(Dataset items)
::::::
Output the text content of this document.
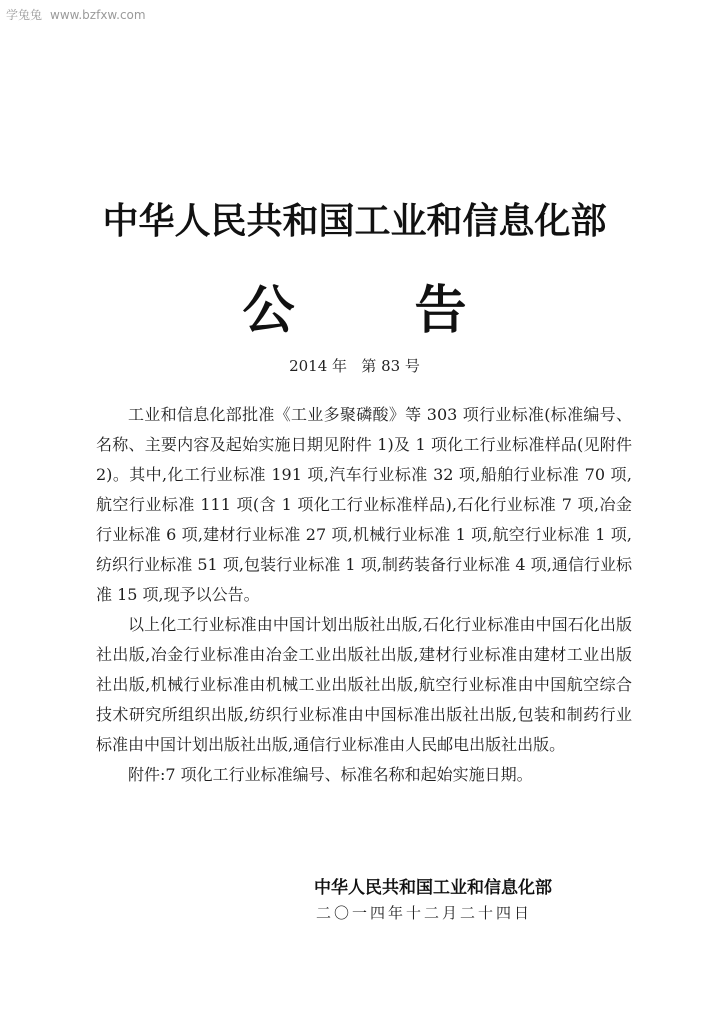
学兔兔 www.bzfxw.com
中华人民共和国工业和信息化部
公 告
2014 年   第 83 号

工业和信息化部批准《工业多聚磷酸》等 303 项行业标准(标准编号、名称、主要内容及起始实施日期见附件 1)及 1 项化工行业标准样品(见附件 2)。其中,化工行业标准 191 项,汽车行业标准 32 项,船舶行业标准 70 项,航空行业标准 111 项(含 1 项化工行业标准样品),石化行业标准 7 项,冶金行业标准 6 项,建材行业标准 27 项,机械行业标准 1 项,航空行业标准 1 项,纺织行业标准 51 项,包装行业标准 1 项,制药装备行业标准 4 项,通信行业标准 15 项,现予以公告。

以上化工行业标准由中国计划出版社出版,石化行业标准由中国石化出版社出版,冶金行业标准由冶金工业出版社出版,建材行业标准由建材工业出版社出版,机械行业标准由机械工业出版社出版,航空行业标准由中国航空综合技术研究所组织出版,纺织行业标准由中国标准出版社出版,包装和制药行业标准由中国计划出版社出版,通信行业标准由人民邮电出版社出版。

附件:7 项化工行业标准编号、标准名称和起始实施日期。

中华人民共和国工业和信息化部
二〇一四年十二月二十四日
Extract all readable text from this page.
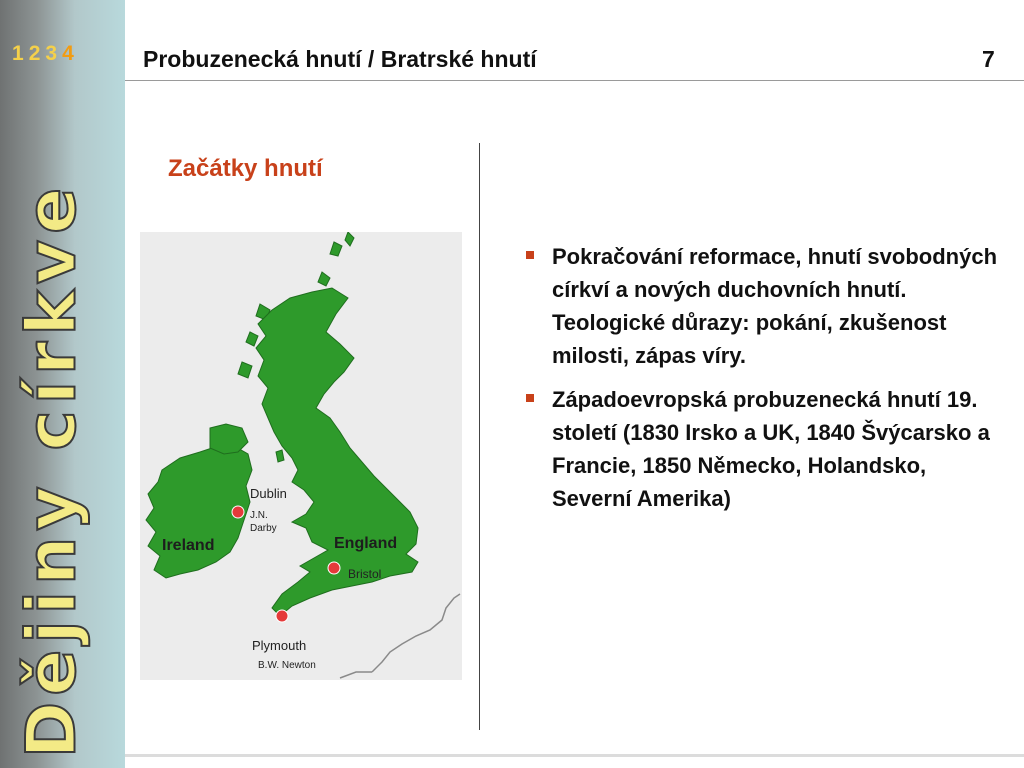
1 2 3 4
Dějiny církve
Probuzenecká hnutí / Bratrské hnutí	7
Začátky hnutí
Dublin
J.N.
Darby
Ireland	England
Bristol
Plymouth
B.W. Newton
Pokračování reformace, hnutí svobodných církví a nových duchovních hnutí. Teologické důrazy: pokání, zkušenost milosti, zápas víry.
Západoevropská probuzenecká hnutí 19. století (1830 Irsko a UK, 1840 Švýcarsko a Francie, 1850 Německo, Holandsko, Severní Amerika)
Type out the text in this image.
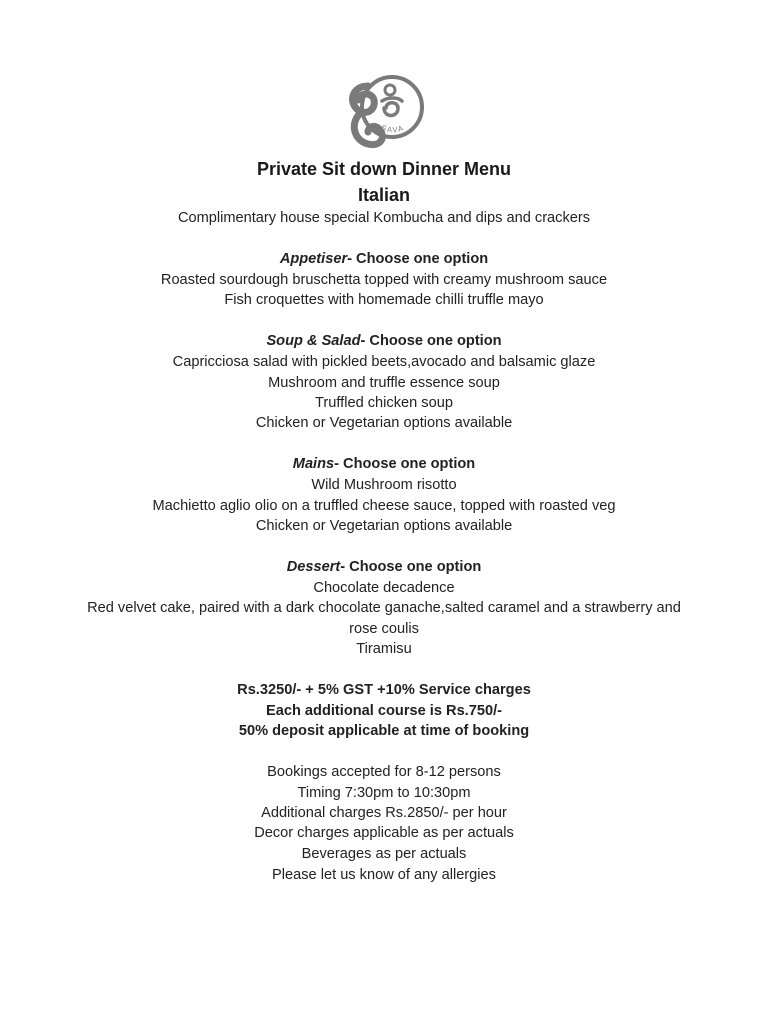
SAVA
Private Sit down Dinner Menu
Italian
Complimentary house special Kombucha and dips and crackers
Appetiser- Choose one option
Roasted sourdough bruschetta topped with creamy mushroom sauce
Fish croquettes with homemade chilli truffle mayo
Soup & Salad- Choose one option
Capricciosa salad with pickled beets,avocado and balsamic glaze
Mushroom and truffle essence soup
Truffled chicken soup
Chicken or Vegetarian options available
Mains- Choose one option
Wild Mushroom risotto
Machietto aglio olio on a truffled cheese sauce, topped with roasted veg
Chicken or Vegetarian options available
Dessert- Choose one option
Chocolate decadence
Red velvet cake, paired with a dark chocolate ganache,salted caramel and a strawberry and rose coulis
Tiramisu
Rs.3250/- + 5% GST +10% Service charges
Each additional course is Rs.750/-
50% deposit applicable at time of booking
Bookings accepted for 8-12 persons
Timing 7:30pm to 10:30pm
Additional charges Rs.2850/- per hour
Decor charges applicable as per actuals
Beverages as per actuals
Please let us know of any allergies
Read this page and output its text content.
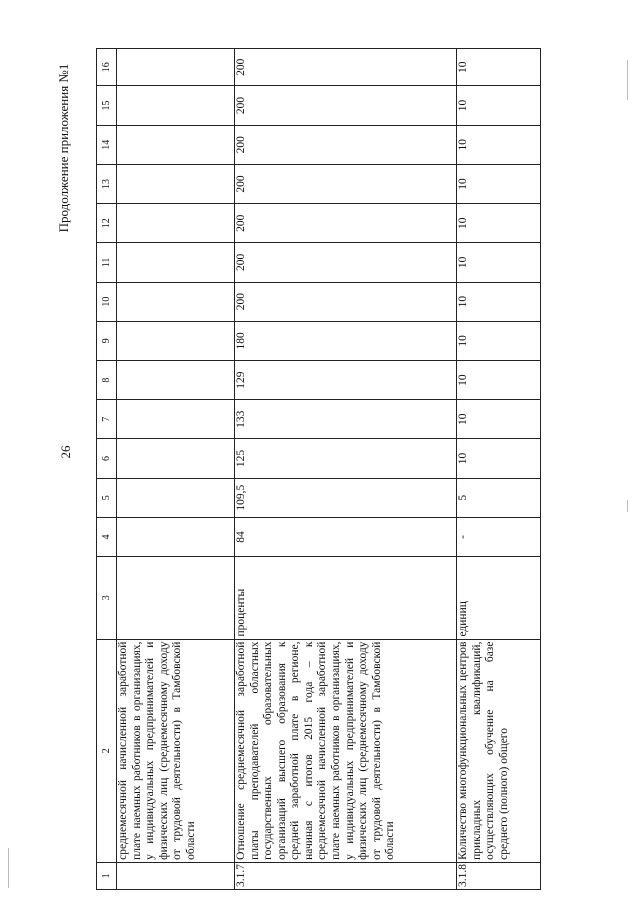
26
Продолжение приложения №1
1	2	3	4	5	6	7	8	9	10	11	12	13	14	15	16
	среднемесячной начисленной заработной плате наемных работников в организациях, у индивидуальных предпринимателей и физических лиц (среднемесячному доходу от трудовой деятельности) в Тамбовской области														
3.1.7.	Отношение среднемесячной заработной платы преподавателей областных государственных образовательных организаций высшего образования к средней заработной плате в регионе, начиная с итогов 2015 года – к среднемесячной начисленной заработной плате наемных работников в организациях, у индивидуальных предпринимателей и физических лиц (среднемесячному доходу от трудовой деятельности) в Тамбовской области	проценты	84	109,5	125	133	129	180	200	200	200	200	200	200	200
3.1.8.	Количество многофункциональных центров прикладных квалификаций, осуществляющих обучение на базе среднего (полного) общего	единиц	-	5	10	10	10	10	10	10	10	10	10	10	10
::::::
▶ [Short exercise] Leaving the pictures aside, transcribe the entire listing exactly.

▶ [Complete answer]
Output the text content of this document.
学兔兔 www.bzfxw.com
中华人民共和国工业和信息化部
公 告
2014 年   第 83 号

工业和信息化部批准《工业多聚磷酸》等 303 项行业标准(标准编号、名称、主要内容及起始实施日期见附件 1)及 1 项化工行业标准样品(见附件 2)。其中,化工行业标准 191 项,汽车行业标准 32 项,船舶行业标准 70 项,航空行业标准 111 项(含 1 项化工行业标准样品),石化行业标准 7 项,冶金行业标准 6 项,建材行业标准 27 项,机械行业标准 1 项,航空行业标准 1 项,纺织行业标准 51 项,包装行业标准 1 项,制药装备行业标准 4 项,通信行业标准 15 项,现予以公告。

以上化工行业标准由中国计划出版社出版,石化行业标准由中国石化出版社出版,冶金行业标准由冶金工业出版社出版,建材行业标准由建材工业出版社出版,机械行业标准由机械工业出版社出版,航空行业标准由中国航空综合技术研究所组织出版,纺织行业标准由中国标准出版社出版,包装和制药行业标准由中国计划出版社出版,通信行业标准由人民邮电出版社出版。

附件:7 项化工行业标准编号、标准名称和起始实施日期。

中华人民共和国工业和信息化部
二〇一四年十二月二十四日
Extract all readable text from this page.
1 2 3 4
Dějiny církve
Probuzenecká hnutí / Bratrské hnutí	7
Začátky hnutí
Dublin
J.N.
Darby
Ireland	England
Bristol
Plymouth
B.W. Newton
Pokračování reformace, hnutí svobodných církví a nových duchovních hnutí. Teologické důrazy: pokání, zkušenost milosti, zápas víry.
Západoevropská probuzenecká hnutí 19. století (1830 Irsko a UK, 1840 Švýcarsko a Francie, 1850 Německo, Holandsko, Severní Amerika)
Type out the text in this image.
SAVA
Private Sit down Dinner Menu
Italian
Complimentary house special Kombucha and dips and crackers
Appetiser- Choose one option
Roasted sourdough bruschetta topped with creamy mushroom sauce
Fish croquettes with homemade chilli truffle mayo
Soup & Salad- Choose one option
Capricciosa salad with pickled beets,avocado and balsamic glaze
Mushroom and truffle essence soup
Truffled chicken soup
Chicken or Vegetarian options available
Mains- Choose one option
Wild Mushroom risotto
Machietto aglio olio on a truffled cheese sauce, topped with roasted veg
Chicken or Vegetarian options available
Dessert- Choose one option
Chocolate decadence
Red velvet cake, paired with a dark chocolate ganache,salted caramel and a strawberry and rose coulis
Tiramisu
Rs.3250/- + 5% GST +10% Service charges
Each additional course is Rs.750/-
50% deposit applicable at time of booking
Bookings accepted for 8-12 persons
Timing 7:30pm to 10:30pm
Additional charges Rs.2850/- per hour
Decor charges applicable as per actuals
Beverages as per actuals
Please let us know of any allergies
Read this page and output its text content.
26
Продолжение приложения №1
1	2	3	4	5	6	7	8	9	10	11	12	13	14	15	16
	среднемесячной начисленной заработной плате наемных работников в организациях, у индивидуальных предпринимателей и физических лиц (среднемесячному доходу от трудовой деятельности) в Тамбовской области														
3.1.7.	Отношение среднемесячной заработной платы преподавателей областных государственных образовательных организаций высшего образования к средней заработной плате в регионе, начиная с итогов 2015 года – к среднемесячной начисленной заработной плате наемных работников в организациях, у индивидуальных предпринимателей и физических лиц (среднемесячному доходу от трудовой деятельности) в Тамбовской области	проценты	84	109,5	125	133	129	180	200	200	200	200	200	200	200
3.1.8.	Количество многофункциональных центров прикладных квалификаций, осуществляющих обучение на базе среднего (полного) общего	единиц	-	5	10	10	10	10	10	10	10	10	10	10	10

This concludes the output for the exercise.